Each record below is to be reproduced without any change.
--------
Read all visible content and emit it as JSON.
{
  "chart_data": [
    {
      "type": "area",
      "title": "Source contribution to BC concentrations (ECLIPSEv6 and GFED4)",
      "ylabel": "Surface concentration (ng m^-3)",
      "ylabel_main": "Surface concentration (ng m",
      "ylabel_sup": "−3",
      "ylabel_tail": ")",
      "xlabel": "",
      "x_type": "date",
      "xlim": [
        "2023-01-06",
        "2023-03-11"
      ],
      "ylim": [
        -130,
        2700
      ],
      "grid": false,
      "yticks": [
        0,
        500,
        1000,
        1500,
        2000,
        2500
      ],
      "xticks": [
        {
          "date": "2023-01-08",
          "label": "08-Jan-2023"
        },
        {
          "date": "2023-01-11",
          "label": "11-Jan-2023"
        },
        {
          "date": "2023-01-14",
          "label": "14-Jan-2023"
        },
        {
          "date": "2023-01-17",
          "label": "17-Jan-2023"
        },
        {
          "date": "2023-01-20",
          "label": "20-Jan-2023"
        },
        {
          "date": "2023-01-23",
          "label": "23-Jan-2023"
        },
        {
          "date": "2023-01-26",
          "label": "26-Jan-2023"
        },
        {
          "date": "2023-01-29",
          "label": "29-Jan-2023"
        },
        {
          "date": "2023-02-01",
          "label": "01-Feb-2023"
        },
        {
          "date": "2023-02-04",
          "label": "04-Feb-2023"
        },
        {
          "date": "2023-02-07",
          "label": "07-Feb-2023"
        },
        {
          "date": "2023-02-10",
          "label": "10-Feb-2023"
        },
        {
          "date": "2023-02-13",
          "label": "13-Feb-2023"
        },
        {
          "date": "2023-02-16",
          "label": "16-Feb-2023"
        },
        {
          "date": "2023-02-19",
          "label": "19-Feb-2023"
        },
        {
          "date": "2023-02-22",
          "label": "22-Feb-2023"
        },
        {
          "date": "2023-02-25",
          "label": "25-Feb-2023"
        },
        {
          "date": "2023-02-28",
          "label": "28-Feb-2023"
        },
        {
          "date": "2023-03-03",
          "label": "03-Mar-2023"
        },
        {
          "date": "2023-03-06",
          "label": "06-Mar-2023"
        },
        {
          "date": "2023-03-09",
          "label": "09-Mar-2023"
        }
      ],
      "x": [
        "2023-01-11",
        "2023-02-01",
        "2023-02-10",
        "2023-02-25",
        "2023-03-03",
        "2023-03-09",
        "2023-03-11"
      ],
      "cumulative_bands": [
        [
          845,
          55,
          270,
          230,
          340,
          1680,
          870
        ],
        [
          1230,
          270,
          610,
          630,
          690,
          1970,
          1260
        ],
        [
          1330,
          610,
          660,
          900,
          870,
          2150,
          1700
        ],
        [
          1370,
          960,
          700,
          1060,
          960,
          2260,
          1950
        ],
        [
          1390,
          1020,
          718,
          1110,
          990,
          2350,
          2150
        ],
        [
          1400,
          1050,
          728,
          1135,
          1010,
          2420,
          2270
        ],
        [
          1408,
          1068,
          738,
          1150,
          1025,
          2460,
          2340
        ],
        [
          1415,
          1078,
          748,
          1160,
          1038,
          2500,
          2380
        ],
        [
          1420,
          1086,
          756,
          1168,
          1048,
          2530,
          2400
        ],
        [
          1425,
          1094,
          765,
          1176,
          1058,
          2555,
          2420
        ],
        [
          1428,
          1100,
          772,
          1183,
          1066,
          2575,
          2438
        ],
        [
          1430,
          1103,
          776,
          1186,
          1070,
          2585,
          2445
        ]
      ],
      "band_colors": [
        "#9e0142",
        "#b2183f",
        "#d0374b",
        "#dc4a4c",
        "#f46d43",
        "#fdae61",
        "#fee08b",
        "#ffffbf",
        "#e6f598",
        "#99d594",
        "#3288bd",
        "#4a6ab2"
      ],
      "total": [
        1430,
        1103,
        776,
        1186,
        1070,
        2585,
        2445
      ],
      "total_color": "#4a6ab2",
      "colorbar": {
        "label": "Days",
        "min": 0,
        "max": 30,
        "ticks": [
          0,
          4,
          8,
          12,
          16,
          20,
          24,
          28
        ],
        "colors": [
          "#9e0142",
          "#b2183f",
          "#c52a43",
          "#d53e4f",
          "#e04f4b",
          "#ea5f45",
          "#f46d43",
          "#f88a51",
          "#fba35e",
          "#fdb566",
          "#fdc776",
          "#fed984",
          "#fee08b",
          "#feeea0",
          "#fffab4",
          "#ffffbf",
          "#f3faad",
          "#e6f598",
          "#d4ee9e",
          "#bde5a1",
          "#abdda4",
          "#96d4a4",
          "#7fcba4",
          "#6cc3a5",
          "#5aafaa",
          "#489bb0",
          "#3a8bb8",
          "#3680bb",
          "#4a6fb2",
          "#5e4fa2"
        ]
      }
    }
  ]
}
--------
**SOLUTION TO THE PROBLEM**
Read all visible content and emit it as JSON.
{
  "chart_data": [
    {
      "type": "area",
      "title": "Source contribution to BC concentrations (ECLIPSEv6 and GFED4)",
      "ylabel": "Surface concentration (ng m^-3)",
      "ylabel_main": "Surface concentration (ng m",
      "ylabel_sup": "−3",
      "ylabel_tail": ")",
      "xlabel": "",
      "x_type": "date",
      "xlim": [
        "2023-01-06",
        "2023-03-11"
      ],
      "ylim": [
        -130,
        2700
      ],
      "grid": false,
      "yticks": [
        0,
        500,
        1000,
        1500,
        2000,
        2500
      ],
      "xticks": [
        {
          "date": "2023-01-08",
          "label": "08-Jan-2023"
        },
        {
          "date": "2023-01-11",
          "label": "11-Jan-2023"
        },
        {
          "date": "2023-01-14",
          "label": "14-Jan-2023"
        },
        {
          "date": "2023-01-17",
          "label": "17-Jan-2023"
        },
        {
          "date": "2023-01-20",
          "label": "20-Jan-2023"
        },
        {
          "date": "2023-01-23",
          "label": "23-Jan-2023"
        },
        {
          "date": "2023-01-26",
          "label": "26-Jan-2023"
        },
        {
          "date": "2023-01-29",
          "label": "29-Jan-2023"
        },
        {
          "date": "2023-02-01",
          "label": "01-Feb-2023"
        },
        {
          "date": "2023-02-04",
          "label": "04-Feb-2023"
        },
        {
          "date": "2023-02-07",
          "label": "07-Feb-2023"
        },
        {
          "date": "2023-02-10",
          "label": "10-Feb-2023"
        },
        {
          "date": "2023-02-13",
          "label": "13-Feb-2023"
        },
        {
          "date": "2023-02-16",
          "label": "16-Feb-2023"
        },
        {
          "date": "2023-02-19",
          "label": "19-Feb-2023"
        },
        {
          "date": "2023-02-22",
          "label": "22-Feb-2023"
        },
        {
          "date": "2023-02-25",
          "label": "25-Feb-2023"
        },
        {
          "date": "2023-02-28",
          "label": "28-Feb-2023"
        },
        {
          "date": "2023-03-03",
          "label": "03-Mar-2023"
        },
        {
          "date": "2023-03-06",
          "label": "06-Mar-2023"
        },
        {
          "date": "2023-03-09",
          "label": "09-Mar-2023"
        }
      ],
      "x": [
        "2023-01-11",
        "2023-02-01",
        "2023-02-10",
        "2023-02-25",
        "2023-03-03",
        "2023-03-09",
        "2023-03-11"
      ],
      "cumulative_bands": [
        [
          845,
          55,
          270,
          230,
          340,
          1680,
          870
        ],
        [
          1230,
          270,
          610,
          630,
          690,
          1970,
          1260
        ],
        [
          1330,
          610,
          660,
          900,
          870,
          2150,
          1700
        ],
        [
          1370,
          960,
          700,
          1060,
          960,
          2260,
          1950
        ],
        [
          1390,
          1020,
          718,
          1110,
          990,
          2350,
          2150
        ],
        [
          1400,
          1050,
          728,
          1135,
          1010,
          2420,
          2270
        ],
        [
          1408,
          1068,
          738,
          1150,
          1025,
          2460,
          2340
        ],
        [
          1415,
          1078,
          748,
          1160,
          1038,
          2500,
          2380
        ],
        [
          1420,
          1086,
          756,
          1168,
          1048,
          2530,
          2400
        ],
        [
          1425,
          1094,
          765,
          1176,
          1058,
          2555,
          2420
        ],
        [
          1428,
          1100,
          772,
          1183,
          1066,
          2575,
          2438
        ],
        [
          1430,
          1103,
          776,
          1186,
          1070,
          2585,
          2445
        ]
      ],
      "band_colors": [
        "#9e0142",
        "#b2183f",
        "#d0374b",
        "#dc4a4c",
        "#f46d43",
        "#fdae61",
        "#fee08b",
        "#ffffbf",
        "#e6f598",
        "#99d594",
        "#3288bd",
        "#4a6ab2"
      ],
      "total": [
        1430,
        1103,
        776,
        1186,
        1070,
        2585,
        2445
      ],
      "total_color": "#4a6ab2",
      "colorbar": {
        "label": "Days",
        "min": 0,
        "max": 30,
        "ticks": [
          0,
          4,
          8,
          12,
          16,
          20,
          24,
          28
        ],
        "colors": [
          "#9e0142",
          "#b2183f",
          "#c52a43",
          "#d53e4f",
          "#e04f4b",
          "#ea5f45",
          "#f46d43",
          "#f88a51",
          "#fba35e",
          "#fdb566",
          "#fdc776",
          "#fed984",
          "#fee08b",
          "#feeea0",
          "#fffab4",
          "#ffffbf",
          "#f3faad",
          "#e6f598",
          "#d4ee9e",
          "#bde5a1",
          "#abdda4",
          "#96d4a4",
          "#7fcba4",
          "#6cc3a5",
          "#5aafaa",
          "#489bb0",
          "#3a8bb8",
          "#3680bb",
          "#4a6fb2",
          "#5e4fa2"
        ]
      }
    }
  ]
}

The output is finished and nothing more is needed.